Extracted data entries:
— Start —
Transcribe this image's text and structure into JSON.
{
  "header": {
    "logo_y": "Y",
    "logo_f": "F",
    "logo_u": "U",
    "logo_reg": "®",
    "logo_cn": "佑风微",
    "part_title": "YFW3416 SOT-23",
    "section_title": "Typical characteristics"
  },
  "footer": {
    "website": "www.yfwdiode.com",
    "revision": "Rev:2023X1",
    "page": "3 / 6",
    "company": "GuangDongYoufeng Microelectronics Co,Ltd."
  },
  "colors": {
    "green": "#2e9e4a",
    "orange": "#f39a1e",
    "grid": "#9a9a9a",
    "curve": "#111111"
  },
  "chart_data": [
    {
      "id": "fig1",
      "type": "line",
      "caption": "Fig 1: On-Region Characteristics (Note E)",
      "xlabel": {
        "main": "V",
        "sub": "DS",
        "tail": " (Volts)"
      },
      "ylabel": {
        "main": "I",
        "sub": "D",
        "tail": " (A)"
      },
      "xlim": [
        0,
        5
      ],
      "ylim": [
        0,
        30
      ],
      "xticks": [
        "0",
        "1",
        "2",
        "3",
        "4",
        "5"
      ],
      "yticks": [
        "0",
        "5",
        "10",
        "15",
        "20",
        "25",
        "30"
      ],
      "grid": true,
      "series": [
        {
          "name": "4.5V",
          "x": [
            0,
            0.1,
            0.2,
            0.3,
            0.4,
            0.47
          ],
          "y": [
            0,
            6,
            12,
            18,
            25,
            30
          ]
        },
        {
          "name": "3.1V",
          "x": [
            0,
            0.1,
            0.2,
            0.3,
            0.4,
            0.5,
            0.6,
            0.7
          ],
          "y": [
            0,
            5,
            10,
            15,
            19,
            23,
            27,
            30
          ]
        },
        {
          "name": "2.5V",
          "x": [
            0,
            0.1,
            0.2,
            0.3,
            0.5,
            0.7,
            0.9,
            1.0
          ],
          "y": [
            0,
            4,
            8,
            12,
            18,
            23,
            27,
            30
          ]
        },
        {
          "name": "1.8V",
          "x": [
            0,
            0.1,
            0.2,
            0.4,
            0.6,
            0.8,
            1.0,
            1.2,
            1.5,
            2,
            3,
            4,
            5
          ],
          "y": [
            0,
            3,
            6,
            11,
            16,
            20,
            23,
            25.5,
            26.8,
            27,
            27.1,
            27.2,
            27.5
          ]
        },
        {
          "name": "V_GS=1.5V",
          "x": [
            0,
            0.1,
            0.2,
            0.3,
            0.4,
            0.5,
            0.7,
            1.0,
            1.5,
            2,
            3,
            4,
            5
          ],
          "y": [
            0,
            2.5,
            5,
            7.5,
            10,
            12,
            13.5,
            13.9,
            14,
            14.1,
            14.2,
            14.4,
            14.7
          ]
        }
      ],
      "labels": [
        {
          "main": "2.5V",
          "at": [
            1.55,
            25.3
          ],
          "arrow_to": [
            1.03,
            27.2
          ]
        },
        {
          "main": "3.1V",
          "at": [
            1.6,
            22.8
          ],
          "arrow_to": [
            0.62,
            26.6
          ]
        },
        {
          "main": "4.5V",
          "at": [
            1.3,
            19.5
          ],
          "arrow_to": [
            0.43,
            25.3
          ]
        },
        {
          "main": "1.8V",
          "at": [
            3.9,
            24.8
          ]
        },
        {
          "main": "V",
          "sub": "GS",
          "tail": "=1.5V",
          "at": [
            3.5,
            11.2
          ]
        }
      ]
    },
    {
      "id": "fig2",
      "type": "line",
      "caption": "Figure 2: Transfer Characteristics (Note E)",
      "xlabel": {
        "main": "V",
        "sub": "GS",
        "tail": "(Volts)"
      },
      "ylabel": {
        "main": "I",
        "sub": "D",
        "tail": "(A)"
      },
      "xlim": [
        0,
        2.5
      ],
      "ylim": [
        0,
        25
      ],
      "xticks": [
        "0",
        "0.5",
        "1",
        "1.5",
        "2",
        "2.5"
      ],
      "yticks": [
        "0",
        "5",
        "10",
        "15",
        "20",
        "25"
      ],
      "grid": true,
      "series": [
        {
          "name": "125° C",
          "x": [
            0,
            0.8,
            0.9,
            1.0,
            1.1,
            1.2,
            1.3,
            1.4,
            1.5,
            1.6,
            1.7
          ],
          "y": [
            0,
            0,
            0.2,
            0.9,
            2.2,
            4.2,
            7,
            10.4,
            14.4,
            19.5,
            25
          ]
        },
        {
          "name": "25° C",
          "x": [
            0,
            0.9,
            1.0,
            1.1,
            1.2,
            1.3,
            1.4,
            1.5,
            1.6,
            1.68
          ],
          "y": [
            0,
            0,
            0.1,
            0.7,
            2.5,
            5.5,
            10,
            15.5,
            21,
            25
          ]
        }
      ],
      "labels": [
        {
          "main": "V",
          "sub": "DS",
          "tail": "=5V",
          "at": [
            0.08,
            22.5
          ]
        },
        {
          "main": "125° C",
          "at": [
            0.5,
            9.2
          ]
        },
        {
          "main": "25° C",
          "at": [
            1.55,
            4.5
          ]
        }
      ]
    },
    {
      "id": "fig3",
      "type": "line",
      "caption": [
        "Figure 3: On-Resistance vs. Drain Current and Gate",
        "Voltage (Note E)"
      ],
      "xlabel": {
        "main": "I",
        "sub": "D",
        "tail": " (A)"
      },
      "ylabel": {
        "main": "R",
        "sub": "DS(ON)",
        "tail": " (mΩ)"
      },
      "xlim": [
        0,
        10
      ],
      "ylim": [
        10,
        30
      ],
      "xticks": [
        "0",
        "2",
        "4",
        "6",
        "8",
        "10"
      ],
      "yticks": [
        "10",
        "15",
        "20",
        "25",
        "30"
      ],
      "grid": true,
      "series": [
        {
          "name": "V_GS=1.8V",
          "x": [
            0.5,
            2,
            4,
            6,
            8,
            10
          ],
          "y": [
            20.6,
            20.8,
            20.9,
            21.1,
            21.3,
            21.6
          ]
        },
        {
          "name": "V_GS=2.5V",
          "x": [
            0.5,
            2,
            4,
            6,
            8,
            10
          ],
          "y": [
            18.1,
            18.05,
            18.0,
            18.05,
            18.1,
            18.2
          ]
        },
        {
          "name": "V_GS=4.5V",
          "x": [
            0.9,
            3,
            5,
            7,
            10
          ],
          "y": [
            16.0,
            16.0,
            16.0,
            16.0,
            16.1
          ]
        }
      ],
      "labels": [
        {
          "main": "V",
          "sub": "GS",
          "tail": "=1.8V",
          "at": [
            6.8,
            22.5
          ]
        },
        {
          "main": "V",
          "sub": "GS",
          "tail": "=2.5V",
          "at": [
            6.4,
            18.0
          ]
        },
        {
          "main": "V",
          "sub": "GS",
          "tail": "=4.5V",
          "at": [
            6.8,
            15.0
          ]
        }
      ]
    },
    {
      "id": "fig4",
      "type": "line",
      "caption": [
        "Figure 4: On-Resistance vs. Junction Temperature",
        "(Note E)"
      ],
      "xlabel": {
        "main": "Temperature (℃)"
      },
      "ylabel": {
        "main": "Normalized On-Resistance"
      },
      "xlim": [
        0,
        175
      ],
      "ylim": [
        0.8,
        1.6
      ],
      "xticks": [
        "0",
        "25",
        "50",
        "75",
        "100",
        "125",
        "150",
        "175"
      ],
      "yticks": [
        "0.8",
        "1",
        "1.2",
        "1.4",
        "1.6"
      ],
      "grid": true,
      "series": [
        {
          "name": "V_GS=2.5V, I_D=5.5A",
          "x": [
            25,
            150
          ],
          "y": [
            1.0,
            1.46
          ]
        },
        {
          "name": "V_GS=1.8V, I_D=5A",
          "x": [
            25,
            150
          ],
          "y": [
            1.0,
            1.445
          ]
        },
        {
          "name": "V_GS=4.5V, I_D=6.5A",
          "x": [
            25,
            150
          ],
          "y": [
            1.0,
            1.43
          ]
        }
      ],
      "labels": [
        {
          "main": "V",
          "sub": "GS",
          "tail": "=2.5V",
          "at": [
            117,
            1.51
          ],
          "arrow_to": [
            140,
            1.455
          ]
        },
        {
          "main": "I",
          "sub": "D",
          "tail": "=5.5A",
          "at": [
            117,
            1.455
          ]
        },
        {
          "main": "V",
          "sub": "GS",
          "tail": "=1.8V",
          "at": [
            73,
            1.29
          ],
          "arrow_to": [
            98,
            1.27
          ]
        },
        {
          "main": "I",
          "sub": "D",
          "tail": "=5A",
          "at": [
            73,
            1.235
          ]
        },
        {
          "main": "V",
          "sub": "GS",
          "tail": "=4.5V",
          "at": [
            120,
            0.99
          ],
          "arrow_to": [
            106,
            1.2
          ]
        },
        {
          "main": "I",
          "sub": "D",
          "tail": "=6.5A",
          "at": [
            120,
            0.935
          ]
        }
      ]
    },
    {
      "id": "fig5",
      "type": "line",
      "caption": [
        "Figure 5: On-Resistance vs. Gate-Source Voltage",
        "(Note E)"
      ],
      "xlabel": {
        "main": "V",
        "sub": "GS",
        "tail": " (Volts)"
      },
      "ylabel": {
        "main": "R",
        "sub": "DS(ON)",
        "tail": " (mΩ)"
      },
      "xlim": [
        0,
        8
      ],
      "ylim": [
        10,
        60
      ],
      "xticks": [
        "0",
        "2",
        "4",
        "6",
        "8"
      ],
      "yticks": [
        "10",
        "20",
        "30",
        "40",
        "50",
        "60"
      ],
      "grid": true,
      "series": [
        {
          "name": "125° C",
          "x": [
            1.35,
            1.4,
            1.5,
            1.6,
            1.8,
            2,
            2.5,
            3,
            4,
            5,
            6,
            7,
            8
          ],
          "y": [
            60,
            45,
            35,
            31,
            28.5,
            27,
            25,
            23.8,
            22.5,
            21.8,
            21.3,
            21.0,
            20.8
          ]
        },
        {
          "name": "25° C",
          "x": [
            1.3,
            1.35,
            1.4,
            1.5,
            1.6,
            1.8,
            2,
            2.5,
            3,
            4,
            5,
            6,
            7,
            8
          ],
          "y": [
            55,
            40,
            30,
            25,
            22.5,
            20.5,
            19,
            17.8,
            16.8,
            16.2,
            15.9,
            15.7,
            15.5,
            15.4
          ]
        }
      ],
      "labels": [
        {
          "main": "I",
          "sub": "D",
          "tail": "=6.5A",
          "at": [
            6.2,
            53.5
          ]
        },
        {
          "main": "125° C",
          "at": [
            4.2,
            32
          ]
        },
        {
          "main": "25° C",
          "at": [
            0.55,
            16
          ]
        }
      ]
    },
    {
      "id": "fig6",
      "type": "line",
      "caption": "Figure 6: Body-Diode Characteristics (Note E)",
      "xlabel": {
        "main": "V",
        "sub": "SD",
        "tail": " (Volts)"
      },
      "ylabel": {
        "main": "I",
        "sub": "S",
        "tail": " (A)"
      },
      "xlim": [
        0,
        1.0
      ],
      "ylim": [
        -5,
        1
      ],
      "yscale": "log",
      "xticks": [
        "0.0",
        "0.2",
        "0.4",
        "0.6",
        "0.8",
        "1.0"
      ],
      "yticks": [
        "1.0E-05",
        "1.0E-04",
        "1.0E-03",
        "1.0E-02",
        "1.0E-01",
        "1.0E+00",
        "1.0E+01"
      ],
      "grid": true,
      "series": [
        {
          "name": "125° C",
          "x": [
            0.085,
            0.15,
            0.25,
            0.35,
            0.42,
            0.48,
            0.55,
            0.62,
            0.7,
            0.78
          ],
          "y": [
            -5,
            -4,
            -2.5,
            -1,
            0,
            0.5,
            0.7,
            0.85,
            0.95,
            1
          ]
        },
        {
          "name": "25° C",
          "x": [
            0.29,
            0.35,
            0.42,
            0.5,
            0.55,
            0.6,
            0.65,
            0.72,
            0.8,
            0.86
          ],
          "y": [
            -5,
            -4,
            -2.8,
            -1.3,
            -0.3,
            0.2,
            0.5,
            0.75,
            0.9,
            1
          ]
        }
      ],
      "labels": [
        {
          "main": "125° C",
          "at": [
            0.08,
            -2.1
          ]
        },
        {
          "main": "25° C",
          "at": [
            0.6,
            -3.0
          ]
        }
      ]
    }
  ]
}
— End —
What is the number of lines in the listing that contain the string "Resistance"? Reply with that number alone.

4